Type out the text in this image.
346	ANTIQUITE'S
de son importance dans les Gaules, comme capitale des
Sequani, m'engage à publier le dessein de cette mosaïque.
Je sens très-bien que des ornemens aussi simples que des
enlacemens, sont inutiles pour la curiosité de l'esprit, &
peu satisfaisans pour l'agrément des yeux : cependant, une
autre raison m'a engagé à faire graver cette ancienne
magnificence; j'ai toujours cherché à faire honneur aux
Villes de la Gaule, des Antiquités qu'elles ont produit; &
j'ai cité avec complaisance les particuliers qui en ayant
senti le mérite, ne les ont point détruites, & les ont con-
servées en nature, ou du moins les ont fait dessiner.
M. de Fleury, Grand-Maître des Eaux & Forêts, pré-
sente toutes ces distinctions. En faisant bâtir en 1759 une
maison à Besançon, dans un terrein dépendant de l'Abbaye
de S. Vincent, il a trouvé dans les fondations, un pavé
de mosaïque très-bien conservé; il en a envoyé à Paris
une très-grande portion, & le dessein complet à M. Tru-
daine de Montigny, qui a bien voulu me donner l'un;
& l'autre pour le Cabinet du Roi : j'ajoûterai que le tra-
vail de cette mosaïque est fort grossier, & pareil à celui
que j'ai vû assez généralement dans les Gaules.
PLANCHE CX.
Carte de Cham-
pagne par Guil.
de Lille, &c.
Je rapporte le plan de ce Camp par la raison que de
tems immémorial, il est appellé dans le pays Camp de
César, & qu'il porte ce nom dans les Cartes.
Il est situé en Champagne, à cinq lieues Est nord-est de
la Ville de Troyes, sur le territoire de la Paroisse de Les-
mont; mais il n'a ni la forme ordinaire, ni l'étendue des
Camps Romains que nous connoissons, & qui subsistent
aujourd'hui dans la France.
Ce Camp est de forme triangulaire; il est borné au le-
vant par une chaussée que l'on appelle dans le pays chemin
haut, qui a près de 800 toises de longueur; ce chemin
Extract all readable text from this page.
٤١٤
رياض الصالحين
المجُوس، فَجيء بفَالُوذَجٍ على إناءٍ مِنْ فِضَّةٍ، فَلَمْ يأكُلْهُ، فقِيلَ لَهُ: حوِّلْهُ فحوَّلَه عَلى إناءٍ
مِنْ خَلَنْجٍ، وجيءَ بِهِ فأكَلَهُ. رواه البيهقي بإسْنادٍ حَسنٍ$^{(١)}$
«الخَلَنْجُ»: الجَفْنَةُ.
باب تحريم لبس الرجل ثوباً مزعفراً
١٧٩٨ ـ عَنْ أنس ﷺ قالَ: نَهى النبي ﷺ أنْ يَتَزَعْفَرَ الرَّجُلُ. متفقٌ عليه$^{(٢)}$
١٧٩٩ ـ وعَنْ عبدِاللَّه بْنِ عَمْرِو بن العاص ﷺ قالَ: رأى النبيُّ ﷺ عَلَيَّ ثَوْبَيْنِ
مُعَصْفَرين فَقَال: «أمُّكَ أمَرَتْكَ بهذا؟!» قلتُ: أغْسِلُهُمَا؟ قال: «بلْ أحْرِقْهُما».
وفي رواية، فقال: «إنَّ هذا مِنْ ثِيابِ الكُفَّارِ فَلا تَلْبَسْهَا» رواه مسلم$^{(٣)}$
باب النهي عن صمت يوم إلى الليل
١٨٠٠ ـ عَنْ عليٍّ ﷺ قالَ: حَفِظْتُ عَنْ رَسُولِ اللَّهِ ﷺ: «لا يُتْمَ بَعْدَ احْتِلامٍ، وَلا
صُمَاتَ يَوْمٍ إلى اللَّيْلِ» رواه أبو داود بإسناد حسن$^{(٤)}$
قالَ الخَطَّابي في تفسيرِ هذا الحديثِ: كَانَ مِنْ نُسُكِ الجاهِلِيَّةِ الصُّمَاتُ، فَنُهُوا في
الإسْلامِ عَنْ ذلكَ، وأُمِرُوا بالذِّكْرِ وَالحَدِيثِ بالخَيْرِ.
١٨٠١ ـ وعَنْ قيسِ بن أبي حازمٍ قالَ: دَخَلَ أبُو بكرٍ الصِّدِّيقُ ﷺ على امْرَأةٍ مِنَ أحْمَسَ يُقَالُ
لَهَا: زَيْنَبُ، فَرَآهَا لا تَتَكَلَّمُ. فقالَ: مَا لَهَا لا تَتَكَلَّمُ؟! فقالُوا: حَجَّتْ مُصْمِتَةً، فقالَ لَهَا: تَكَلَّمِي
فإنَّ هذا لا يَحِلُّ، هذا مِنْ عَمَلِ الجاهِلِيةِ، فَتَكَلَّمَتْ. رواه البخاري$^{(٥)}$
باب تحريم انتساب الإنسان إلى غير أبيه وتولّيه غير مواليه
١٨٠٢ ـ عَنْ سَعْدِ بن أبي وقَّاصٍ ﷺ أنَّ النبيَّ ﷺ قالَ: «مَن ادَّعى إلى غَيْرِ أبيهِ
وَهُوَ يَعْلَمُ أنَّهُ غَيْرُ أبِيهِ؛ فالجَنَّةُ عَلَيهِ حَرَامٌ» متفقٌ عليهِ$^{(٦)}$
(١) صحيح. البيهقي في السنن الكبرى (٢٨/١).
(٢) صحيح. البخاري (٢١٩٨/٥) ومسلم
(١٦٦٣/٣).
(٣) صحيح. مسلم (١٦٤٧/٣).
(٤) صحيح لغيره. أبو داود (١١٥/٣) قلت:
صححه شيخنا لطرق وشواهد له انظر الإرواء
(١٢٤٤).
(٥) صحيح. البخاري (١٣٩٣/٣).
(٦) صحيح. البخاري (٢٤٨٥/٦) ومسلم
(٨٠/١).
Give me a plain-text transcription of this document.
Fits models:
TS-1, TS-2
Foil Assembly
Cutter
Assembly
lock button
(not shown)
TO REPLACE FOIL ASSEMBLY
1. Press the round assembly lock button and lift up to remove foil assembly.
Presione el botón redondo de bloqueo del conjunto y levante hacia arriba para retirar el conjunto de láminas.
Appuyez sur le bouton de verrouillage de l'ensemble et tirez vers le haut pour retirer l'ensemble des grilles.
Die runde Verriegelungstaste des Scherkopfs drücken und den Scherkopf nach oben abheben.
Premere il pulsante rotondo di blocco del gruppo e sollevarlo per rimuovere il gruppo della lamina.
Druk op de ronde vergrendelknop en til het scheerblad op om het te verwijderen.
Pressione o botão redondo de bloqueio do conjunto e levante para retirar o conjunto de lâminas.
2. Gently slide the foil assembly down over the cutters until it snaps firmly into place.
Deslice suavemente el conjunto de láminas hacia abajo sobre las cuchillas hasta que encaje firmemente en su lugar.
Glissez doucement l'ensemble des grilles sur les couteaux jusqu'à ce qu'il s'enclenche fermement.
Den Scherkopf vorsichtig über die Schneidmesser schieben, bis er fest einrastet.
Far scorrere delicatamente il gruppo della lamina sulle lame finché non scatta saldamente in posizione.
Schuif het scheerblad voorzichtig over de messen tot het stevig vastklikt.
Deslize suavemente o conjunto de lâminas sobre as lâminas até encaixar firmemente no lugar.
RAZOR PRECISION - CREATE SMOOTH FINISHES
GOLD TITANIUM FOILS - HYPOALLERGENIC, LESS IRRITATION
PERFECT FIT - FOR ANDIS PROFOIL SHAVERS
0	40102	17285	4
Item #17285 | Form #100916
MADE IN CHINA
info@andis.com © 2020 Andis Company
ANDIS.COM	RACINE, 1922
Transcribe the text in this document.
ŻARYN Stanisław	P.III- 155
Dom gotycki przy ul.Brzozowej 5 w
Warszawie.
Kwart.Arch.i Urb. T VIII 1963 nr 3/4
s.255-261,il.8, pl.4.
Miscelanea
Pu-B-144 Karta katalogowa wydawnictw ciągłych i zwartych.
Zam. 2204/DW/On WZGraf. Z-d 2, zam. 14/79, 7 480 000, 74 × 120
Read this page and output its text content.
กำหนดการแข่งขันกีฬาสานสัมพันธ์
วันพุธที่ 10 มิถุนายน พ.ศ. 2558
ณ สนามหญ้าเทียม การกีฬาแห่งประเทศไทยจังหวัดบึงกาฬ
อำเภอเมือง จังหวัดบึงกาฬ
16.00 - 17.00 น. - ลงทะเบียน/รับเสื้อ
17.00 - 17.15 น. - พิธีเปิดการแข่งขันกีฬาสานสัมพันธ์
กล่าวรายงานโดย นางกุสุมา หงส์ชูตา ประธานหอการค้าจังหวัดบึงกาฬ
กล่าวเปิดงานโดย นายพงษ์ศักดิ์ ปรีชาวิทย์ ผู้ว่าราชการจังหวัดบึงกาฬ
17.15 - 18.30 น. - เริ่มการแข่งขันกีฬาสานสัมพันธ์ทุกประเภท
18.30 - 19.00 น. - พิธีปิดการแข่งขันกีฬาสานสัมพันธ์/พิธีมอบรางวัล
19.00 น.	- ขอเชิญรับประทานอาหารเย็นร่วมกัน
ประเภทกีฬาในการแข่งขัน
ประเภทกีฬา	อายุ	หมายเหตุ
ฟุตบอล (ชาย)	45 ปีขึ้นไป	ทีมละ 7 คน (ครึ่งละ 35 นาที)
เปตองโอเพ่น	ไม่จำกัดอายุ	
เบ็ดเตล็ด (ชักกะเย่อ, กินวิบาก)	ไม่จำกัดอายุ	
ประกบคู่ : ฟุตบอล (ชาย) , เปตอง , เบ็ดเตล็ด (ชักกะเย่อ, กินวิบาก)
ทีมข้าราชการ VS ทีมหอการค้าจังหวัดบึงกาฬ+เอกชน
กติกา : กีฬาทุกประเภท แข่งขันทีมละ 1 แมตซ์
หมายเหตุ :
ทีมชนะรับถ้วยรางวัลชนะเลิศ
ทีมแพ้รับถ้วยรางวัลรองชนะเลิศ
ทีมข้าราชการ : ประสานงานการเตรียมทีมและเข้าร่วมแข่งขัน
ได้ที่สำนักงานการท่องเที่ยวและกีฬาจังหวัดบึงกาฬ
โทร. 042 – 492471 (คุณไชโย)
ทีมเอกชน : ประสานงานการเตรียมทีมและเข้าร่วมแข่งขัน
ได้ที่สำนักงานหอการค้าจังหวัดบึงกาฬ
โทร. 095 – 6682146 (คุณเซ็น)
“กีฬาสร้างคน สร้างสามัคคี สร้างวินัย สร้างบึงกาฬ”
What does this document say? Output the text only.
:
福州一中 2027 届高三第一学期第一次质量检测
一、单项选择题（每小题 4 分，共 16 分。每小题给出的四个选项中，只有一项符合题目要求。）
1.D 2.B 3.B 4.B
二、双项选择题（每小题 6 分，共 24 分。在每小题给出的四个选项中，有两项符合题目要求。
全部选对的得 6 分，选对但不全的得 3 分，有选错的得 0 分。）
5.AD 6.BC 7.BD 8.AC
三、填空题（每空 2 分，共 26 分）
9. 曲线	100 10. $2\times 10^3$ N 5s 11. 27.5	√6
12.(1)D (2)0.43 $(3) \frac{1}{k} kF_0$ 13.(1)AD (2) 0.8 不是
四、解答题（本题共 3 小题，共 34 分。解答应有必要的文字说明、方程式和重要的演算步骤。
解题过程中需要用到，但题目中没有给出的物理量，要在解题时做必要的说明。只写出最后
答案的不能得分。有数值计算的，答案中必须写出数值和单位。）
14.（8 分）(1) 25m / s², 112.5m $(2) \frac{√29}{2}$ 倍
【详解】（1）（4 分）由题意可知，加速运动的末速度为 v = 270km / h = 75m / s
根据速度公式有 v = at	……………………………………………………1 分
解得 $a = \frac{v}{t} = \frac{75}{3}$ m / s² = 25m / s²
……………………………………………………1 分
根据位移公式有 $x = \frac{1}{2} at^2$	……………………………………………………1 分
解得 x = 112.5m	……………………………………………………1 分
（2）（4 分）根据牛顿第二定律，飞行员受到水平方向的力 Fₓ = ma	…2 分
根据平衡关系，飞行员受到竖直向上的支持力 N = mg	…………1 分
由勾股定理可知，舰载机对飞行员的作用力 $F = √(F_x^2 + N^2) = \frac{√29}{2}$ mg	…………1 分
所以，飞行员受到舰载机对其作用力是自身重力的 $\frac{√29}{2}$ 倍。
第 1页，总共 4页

======

*INSTRUCTIONS TO FOLLOW*: Report only the number of lines in the records that include the word "haut".

*SOLUTION TO THIS EXERCISE*: 2